Assigned task ->
Answer from the ferritin channel abstract:
(a) Which ferritin was used for the computational modeling and free energy estimations?
(b) How many Fe2+ ions does iron conduction require in the channel?
(c) Which residue may act as a metal selectivity gate?

Document extract ->
·····

Mechanistic insights into metal ions transit through threefold ferritin channel

Background: The mechanism of how the hydrophilic threefold channel (C3) of ferritin nanocages facilitates diffusion of diverse metal ions into the internal cavity remains poorly explored. Methods: Computational modeling and free energy estimations were carried out on R. catesbeiana H´ ferritin. Transit features and associated energetics for Fe2+, Mg2+, Zn2+ ions through the C3 channel have been examined. Results: We highlight that iron conduction requires the involvement of two Fe2+ ions in the channel. In such doubly occupied configuration, as observed in X-ray structures, Fe2+ is displaced from the internal site (stabilized by D127) at lower energetic cost. Moreover, comparison of Fe2+, Mg2+ and Zn2+ transit features shows that E130 geometric constriction provides not only an electrostatic anchor to the incoming ions but also differentially influence their diffusion kinetics. Conclusions: Overall, the study provides insights into Fe2+ entry mechanism and characteristic features of metal-protein interactions that influence the metal ions passage. The dynamics data suggest that E130 may act as a metal selectivity gate. This implicates an ion-specific entry mechanism through the channel with the distinct diffusion kinetics being the discriminating factor.

·····

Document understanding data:
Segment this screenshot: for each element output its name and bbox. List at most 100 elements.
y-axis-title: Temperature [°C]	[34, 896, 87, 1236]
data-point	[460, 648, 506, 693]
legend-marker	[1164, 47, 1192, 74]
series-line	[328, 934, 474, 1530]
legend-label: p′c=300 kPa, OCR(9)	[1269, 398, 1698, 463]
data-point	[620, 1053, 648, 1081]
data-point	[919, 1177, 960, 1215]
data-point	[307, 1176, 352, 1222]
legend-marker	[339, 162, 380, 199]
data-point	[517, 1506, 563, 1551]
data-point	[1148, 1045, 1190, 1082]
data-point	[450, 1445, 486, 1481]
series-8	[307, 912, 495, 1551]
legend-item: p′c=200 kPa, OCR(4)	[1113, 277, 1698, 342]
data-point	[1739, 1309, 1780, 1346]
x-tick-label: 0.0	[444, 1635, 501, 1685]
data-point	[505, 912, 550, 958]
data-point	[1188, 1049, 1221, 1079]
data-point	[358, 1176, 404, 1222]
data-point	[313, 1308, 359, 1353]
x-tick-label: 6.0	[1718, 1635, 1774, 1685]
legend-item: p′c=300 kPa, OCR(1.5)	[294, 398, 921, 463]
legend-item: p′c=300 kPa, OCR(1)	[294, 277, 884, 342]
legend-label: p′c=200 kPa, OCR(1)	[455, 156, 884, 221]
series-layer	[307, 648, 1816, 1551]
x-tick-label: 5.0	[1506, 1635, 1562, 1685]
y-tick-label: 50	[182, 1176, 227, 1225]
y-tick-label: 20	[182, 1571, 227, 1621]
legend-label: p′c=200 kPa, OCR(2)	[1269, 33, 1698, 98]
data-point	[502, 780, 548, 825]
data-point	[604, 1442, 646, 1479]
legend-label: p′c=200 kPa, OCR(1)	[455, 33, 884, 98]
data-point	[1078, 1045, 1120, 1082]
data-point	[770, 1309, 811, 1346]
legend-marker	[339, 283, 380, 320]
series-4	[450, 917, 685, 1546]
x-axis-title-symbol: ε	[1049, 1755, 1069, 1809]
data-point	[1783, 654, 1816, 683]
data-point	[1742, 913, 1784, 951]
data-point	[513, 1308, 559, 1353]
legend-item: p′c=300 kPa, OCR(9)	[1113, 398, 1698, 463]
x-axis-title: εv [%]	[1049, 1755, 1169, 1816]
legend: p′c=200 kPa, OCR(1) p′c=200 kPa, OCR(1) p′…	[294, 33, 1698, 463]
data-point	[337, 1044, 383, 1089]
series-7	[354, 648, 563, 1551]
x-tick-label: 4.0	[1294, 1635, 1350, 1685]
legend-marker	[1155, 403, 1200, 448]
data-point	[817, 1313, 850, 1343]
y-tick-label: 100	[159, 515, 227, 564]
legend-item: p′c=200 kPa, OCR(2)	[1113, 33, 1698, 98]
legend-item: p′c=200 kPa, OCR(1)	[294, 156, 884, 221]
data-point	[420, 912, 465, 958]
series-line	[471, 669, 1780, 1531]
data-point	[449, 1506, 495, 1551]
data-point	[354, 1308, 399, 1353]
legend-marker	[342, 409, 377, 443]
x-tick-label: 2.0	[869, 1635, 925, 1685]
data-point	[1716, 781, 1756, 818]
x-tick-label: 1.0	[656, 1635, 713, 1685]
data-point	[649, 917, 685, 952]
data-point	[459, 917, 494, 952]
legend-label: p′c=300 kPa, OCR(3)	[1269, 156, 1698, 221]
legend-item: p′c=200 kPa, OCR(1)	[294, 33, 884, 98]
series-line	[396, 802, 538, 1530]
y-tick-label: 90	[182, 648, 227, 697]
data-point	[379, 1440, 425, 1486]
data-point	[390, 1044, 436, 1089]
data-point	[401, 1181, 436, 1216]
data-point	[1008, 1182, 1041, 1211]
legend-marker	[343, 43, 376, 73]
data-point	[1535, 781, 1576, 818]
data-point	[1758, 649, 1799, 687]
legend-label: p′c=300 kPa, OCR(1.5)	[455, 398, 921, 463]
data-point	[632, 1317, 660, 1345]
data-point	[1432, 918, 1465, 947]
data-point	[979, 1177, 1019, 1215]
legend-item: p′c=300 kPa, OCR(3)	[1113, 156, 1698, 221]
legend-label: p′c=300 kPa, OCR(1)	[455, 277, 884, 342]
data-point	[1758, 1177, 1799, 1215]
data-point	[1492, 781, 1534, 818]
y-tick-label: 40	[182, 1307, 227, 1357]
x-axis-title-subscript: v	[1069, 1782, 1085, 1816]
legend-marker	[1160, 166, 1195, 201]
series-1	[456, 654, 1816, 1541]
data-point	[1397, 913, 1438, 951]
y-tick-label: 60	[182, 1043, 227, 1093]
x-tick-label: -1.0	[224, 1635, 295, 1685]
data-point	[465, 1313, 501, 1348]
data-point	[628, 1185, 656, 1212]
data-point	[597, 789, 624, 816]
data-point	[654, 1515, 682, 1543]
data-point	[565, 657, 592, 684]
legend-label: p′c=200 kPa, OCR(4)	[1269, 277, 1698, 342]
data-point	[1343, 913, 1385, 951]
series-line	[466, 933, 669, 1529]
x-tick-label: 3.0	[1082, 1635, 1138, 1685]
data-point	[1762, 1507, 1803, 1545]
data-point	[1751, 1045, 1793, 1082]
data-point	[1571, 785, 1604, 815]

·····

Solution for this problem ->
(a) R. catesbeiana H´ ferritin
(b) Two
(c) E130